- [WHAT IS REQUIRED]:
Exactly reproduce the entries, dropping any pictures from your copy.

- [INPUT ROWS]:
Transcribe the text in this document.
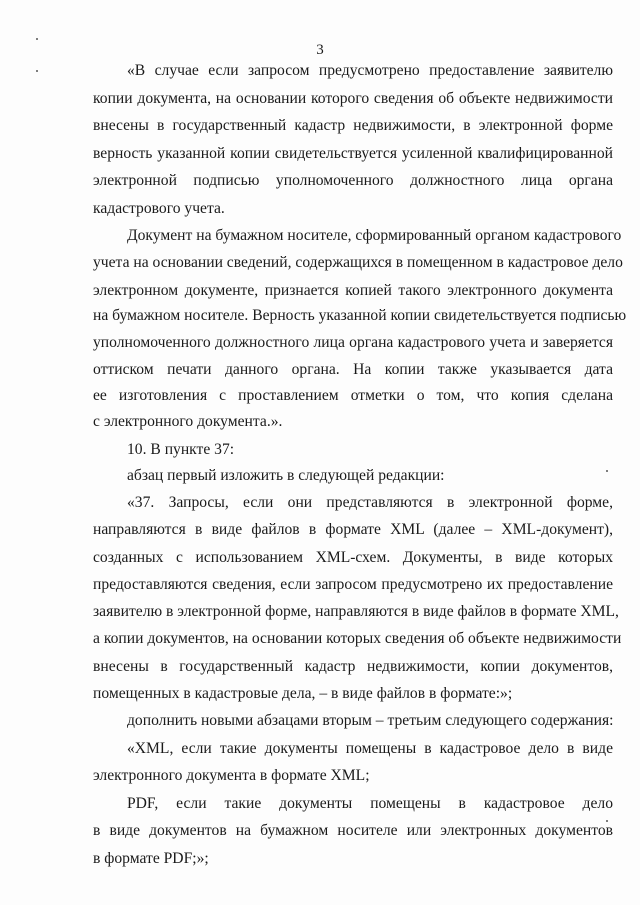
3
«В случае если запросом предусмотрено предоставление заявителю
копии документа, на основании которого сведения об объекте недвижимости
внесены в государственный кадастр недвижимости, в электронной форме
верность указанной копии свидетельствуется усиленной квалифицированной
электронной подписью уполномоченного должностного лица органа
кадастрового учета.
Документ на бумажном носителе, сформированный органом кадастрового
учета на основании сведений, содержащихся в помещенном в кадастровое дело
электронном документе, признается копией такого электронного документа
на бумажном носителе. Верность указанной копии свидетельствуется подписью
уполномоченного должностного лица органа кадастрового учета и заверяется
оттиском печати данного органа. На копии также указывается дата
ее изготовления с проставлением отметки о том, что копия сделана
с электронного документа.».
10. В пункте 37:
абзац первый изложить в следующей редакции:
«37. Запросы, если они представляются в электронной форме,
направляются в виде файлов в формате XML (далее – XML-документ),
созданных с использованием XML-схем. Документы, в виде которых
предоставляются сведения, если запросом предусмотрено их предоставление
заявителю в электронной форме, направляются в виде файлов в формате XML,
а копии документов, на основании которых сведения об объекте недвижимости
внесены в государственный кадастр недвижимости, копии документов,
помещенных в кадастровые дела, – в виде файлов в формате:»;
дополнить новыми абзацами вторым – третьим следующего содержания:
«XML, если такие документы помещены в кадастровое дело в виде
электронного документа в формате XML;
PDF, если такие документы помещены в кадастровое дело
в виде документов на бумажном носителе или электронных документов
в формате PDF;»;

- [TASK OUTPUT]:
Transcribe the text in this document.
3
«В случае если запросом предусмотрено предоставление заявителю
копии документа, на основании которого сведения об объекте недвижимости
внесены в государственный кадастр недвижимости, в электронной форме
верность указанной копии свидетельствуется усиленной квалифицированной
электронной подписью уполномоченного должностного лица органа
кадастрового учета.
Документ на бумажном носителе, сформированный органом кадастрового
учета на основании сведений, содержащихся в помещенном в кадастровое дело
электронном документе, признается копией такого электронного документа
на бумажном носителе. Верность указанной копии свидетельствуется подписью
уполномоченного должностного лица органа кадастрового учета и заверяется
оттиском печати данного органа. На копии также указывается дата
ее изготовления с проставлением отметки о том, что копия сделана
с электронного документа.».
10. В пункте 37:
абзац первый изложить в следующей редакции:
«37. Запросы, если они представляются в электронной форме,
направляются в виде файлов в формате XML (далее – XML-документ),
созданных с использованием XML-схем. Документы, в виде которых
предоставляются сведения, если запросом предусмотрено их предоставление
заявителю в электронной форме, направляются в виде файлов в формате XML,
а копии документов, на основании которых сведения об объекте недвижимости
внесены в государственный кадастр недвижимости, копии документов,
помещенных в кадастровые дела, – в виде файлов в формате:»;
дополнить новыми абзацами вторым – третьим следующего содержания:
«XML, если такие документы помещены в кадастровое дело в виде
электронного документа в формате XML;
PDF, если такие документы помещены в кадастровое дело
в виде документов на бумажном носителе или электронных документов
в формате PDF;»;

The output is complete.